To be done | Your task is to retype each line of the data below exactly.

Data shown |
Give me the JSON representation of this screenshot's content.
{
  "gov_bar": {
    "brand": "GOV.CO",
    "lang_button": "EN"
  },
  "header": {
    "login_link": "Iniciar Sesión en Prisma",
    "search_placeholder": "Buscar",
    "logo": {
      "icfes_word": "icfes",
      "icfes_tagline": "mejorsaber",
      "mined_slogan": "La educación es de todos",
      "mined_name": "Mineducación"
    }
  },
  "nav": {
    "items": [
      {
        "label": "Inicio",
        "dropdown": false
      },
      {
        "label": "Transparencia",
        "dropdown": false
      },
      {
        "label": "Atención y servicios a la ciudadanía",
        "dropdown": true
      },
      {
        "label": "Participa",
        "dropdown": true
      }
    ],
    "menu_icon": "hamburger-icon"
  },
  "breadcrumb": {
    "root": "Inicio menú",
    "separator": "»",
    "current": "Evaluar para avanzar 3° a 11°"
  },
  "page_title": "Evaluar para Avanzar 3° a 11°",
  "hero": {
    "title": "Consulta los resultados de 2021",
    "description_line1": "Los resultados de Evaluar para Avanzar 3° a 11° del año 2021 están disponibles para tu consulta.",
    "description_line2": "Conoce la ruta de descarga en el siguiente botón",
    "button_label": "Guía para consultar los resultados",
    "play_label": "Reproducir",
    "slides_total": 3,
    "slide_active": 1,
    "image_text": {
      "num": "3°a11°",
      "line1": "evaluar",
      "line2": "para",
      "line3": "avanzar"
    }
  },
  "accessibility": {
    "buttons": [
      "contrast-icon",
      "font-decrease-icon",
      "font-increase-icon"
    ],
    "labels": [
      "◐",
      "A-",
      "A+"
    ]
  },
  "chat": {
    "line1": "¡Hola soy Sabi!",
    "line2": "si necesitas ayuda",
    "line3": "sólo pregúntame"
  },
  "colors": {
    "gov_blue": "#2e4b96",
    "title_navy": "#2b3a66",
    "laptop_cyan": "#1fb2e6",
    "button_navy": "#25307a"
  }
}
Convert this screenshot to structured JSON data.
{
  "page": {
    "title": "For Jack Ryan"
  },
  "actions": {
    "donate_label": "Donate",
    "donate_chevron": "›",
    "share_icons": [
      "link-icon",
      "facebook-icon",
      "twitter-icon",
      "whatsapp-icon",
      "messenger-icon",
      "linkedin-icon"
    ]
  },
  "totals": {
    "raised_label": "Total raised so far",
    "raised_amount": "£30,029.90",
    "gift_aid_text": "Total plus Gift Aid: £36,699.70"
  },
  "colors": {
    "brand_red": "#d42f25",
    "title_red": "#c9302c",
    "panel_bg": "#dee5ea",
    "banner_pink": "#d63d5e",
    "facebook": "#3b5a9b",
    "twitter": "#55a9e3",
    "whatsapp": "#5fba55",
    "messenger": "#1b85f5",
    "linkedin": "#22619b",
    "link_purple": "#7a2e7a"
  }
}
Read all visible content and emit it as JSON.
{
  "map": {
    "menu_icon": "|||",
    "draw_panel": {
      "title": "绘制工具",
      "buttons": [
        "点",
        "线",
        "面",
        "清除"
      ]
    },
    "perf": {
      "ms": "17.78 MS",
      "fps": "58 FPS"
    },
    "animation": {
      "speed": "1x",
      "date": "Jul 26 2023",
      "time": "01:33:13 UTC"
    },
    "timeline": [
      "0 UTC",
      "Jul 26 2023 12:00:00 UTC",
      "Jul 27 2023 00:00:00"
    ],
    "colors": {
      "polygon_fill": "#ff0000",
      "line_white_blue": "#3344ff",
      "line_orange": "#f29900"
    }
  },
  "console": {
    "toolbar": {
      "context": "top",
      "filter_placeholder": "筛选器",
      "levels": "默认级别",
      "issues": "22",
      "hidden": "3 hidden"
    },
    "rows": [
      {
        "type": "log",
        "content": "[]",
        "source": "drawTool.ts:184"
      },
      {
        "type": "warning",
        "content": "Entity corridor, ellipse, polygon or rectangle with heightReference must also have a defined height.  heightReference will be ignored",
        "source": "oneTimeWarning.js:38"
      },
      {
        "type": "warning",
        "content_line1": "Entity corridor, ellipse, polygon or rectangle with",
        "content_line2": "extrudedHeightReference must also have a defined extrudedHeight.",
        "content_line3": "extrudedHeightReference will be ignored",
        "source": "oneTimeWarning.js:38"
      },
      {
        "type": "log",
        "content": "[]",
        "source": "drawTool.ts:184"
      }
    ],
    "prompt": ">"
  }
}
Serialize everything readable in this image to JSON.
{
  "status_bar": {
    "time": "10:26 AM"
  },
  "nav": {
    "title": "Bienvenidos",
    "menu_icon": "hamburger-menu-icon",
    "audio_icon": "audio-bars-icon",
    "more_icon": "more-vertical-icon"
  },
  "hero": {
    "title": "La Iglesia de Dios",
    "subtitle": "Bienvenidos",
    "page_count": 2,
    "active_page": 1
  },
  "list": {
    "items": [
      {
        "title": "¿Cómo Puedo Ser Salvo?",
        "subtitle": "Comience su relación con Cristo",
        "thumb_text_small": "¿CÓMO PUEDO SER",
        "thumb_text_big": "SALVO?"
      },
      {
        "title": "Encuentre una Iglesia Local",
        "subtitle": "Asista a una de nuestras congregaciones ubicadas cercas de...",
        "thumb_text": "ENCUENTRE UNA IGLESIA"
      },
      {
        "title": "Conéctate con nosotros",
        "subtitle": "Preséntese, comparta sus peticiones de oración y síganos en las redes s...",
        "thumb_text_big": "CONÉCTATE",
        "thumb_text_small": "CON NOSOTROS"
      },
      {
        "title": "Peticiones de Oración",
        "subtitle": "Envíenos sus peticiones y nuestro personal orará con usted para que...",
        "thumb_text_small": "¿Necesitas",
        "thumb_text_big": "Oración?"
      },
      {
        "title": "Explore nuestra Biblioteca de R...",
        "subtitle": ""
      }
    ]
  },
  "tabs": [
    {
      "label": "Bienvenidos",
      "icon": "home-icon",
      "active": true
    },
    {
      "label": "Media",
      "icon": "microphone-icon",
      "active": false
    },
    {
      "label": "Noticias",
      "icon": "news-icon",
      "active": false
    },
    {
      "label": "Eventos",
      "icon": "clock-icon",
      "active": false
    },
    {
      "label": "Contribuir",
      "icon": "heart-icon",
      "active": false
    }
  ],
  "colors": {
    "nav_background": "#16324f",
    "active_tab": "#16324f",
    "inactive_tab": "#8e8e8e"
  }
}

Solution below |
Give me the JSON representation of this screenshot's content.
{
  "gov_bar": {
    "brand": "GOV.CO",
    "lang_button": "EN"
  },
  "header": {
    "login_link": "Iniciar Sesión en Prisma",
    "search_placeholder": "Buscar",
    "logo": {
      "icfes_word": "icfes",
      "icfes_tagline": "mejorsaber",
      "mined_slogan": "La educación es de todos",
      "mined_name": "Mineducación"
    }
  },
  "nav": {
    "items": [
      {
        "label": "Inicio",
        "dropdown": false
      },
      {
        "label": "Transparencia",
        "dropdown": false
      },
      {
        "label": "Atención y servicios a la ciudadanía",
        "dropdown": true
      },
      {
        "label": "Participa",
        "dropdown": true
      }
    ],
    "menu_icon": "hamburger-icon"
  },
  "breadcrumb": {
    "root": "Inicio menú",
    "separator": "»",
    "current": "Evaluar para avanzar 3° a 11°"
  },
  "page_title": "Evaluar para Avanzar 3° a 11°",
  "hero": {
    "title": "Consulta los resultados de 2021",
    "description_line1": "Los resultados de Evaluar para Avanzar 3° a 11° del año 2021 están disponibles para tu consulta.",
    "description_line2": "Conoce la ruta de descarga en el siguiente botón",
    "button_label": "Guía para consultar los resultados",
    "play_label": "Reproducir",
    "slides_total": 3,
    "slide_active": 1,
    "image_text": {
      "num": "3°a11°",
      "line1": "evaluar",
      "line2": "para",
      "line3": "avanzar"
    }
  },
  "accessibility": {
    "buttons": [
      "contrast-icon",
      "font-decrease-icon",
      "font-increase-icon"
    ],
    "labels": [
      "◐",
      "A-",
      "A+"
    ]
  },
  "chat": {
    "line1": "¡Hola soy Sabi!",
    "line2": "si necesitas ayuda",
    "line3": "sólo pregúntame"
  },
  "colors": {
    "gov_blue": "#2e4b96",
    "title_navy": "#2b3a66",
    "laptop_cyan": "#1fb2e6",
    "button_navy": "#25307a"
  }
}
Convert this screenshot to structured JSON data.
{
  "page": {
    "title": "For Jack Ryan"
  },
  "actions": {
    "donate_label": "Donate",
    "donate_chevron": "›",
    "share_icons": [
      "link-icon",
      "facebook-icon",
      "twitter-icon",
      "whatsapp-icon",
      "messenger-icon",
      "linkedin-icon"
    ]
  },
  "totals": {
    "raised_label": "Total raised so far",
    "raised_amount": "£30,029.90",
    "gift_aid_text": "Total plus Gift Aid: £36,699.70"
  },
  "colors": {
    "brand_red": "#d42f25",
    "title_red": "#c9302c",
    "panel_bg": "#dee5ea",
    "banner_pink": "#d63d5e",
    "facebook": "#3b5a9b",
    "twitter": "#55a9e3",
    "whatsapp": "#5fba55",
    "messenger": "#1b85f5",
    "linkedin": "#22619b",
    "link_purple": "#7a2e7a"
  }
}
Read all visible content and emit it as JSON.
{
  "map": {
    "menu_icon": "|||",
    "draw_panel": {
      "title": "绘制工具",
      "buttons": [
        "点",
        "线",
        "面",
        "清除"
      ]
    },
    "perf": {
      "ms": "17.78 MS",
      "fps": "58 FPS"
    },
    "animation": {
      "speed": "1x",
      "date": "Jul 26 2023",
      "time": "01:33:13 UTC"
    },
    "timeline": [
      "0 UTC",
      "Jul 26 2023 12:00:00 UTC",
      "Jul 27 2023 00:00:00"
    ],
    "colors": {
      "polygon_fill": "#ff0000",
      "line_white_blue": "#3344ff",
      "line_orange": "#f29900"
    }
  },
  "console": {
    "toolbar": {
      "context": "top",
      "filter_placeholder": "筛选器",
      "levels": "默认级别",
      "issues": "22",
      "hidden": "3 hidden"
    },
    "rows": [
      {
        "type": "log",
        "content": "[]",
        "source": "drawTool.ts:184"
      },
      {
        "type": "warning",
        "content": "Entity corridor, ellipse, polygon or rectangle with heightReference must also have a defined height.  heightReference will be ignored",
        "source": "oneTimeWarning.js:38"
      },
      {
        "type": "warning",
        "content_line1": "Entity corridor, ellipse, polygon or rectangle with",
        "content_line2": "extrudedHeightReference must also have a defined extrudedHeight.",
        "content_line3": "extrudedHeightReference will be ignored",
        "source": "oneTimeWarning.js:38"
      },
      {
        "type": "log",
        "content": "[]",
        "source": "drawTool.ts:184"
      }
    ],
    "prompt": ">"
  }
}
Serialize everything readable in this image to JSON.
{
  "status_bar": {
    "time": "10:26 AM"
  },
  "nav": {
    "title": "Bienvenidos",
    "menu_icon": "hamburger-menu-icon",
    "audio_icon": "audio-bars-icon",
    "more_icon": "more-vertical-icon"
  },
  "hero": {
    "title": "La Iglesia de Dios",
    "subtitle": "Bienvenidos",
    "page_count": 2,
    "active_page": 1
  },
  "list": {
    "items": [
      {
        "title": "¿Cómo Puedo Ser Salvo?",
        "subtitle": "Comience su relación con Cristo",
        "thumb_text_small": "¿CÓMO PUEDO SER",
        "thumb_text_big": "SALVO?"
      },
      {
        "title": "Encuentre una Iglesia Local",
        "subtitle": "Asista a una de nuestras congregaciones ubicadas cercas de...",
        "thumb_text": "ENCUENTRE UNA IGLESIA"
      },
      {
        "title": "Conéctate con nosotros",
        "subtitle": "Preséntese, comparta sus peticiones de oración y síganos en las redes s...",
        "thumb_text_big": "CONÉCTATE",
        "thumb_text_small": "CON NOSOTROS"
      },
      {
        "title": "Peticiones de Oración",
        "subtitle": "Envíenos sus peticiones y nuestro personal orará con usted para que...",
        "thumb_text_small": "¿Necesitas",
        "thumb_text_big": "Oración?"
      },
      {
        "title": "Explore nuestra Biblioteca de R...",
        "subtitle": ""
      }
    ]
  },
  "tabs": [
    {
      "label": "Bienvenidos",
      "icon": "home-icon",
      "active": true
    },
    {
      "label": "Media",
      "icon": "microphone-icon",
      "active": false
    },
    {
      "label": "Noticias",
      "icon": "news-icon",
      "active": false
    },
    {
      "label": "Eventos",
      "icon": "clock-icon",
      "active": false
    },
    {
      "label": "Contribuir",
      "icon": "heart-icon",
      "active": false
    }
  ],
  "colors": {
    "nav_background": "#16324f",
    "active_tab": "#16324f",
    "inactive_tab": "#8e8e8e"
  }
}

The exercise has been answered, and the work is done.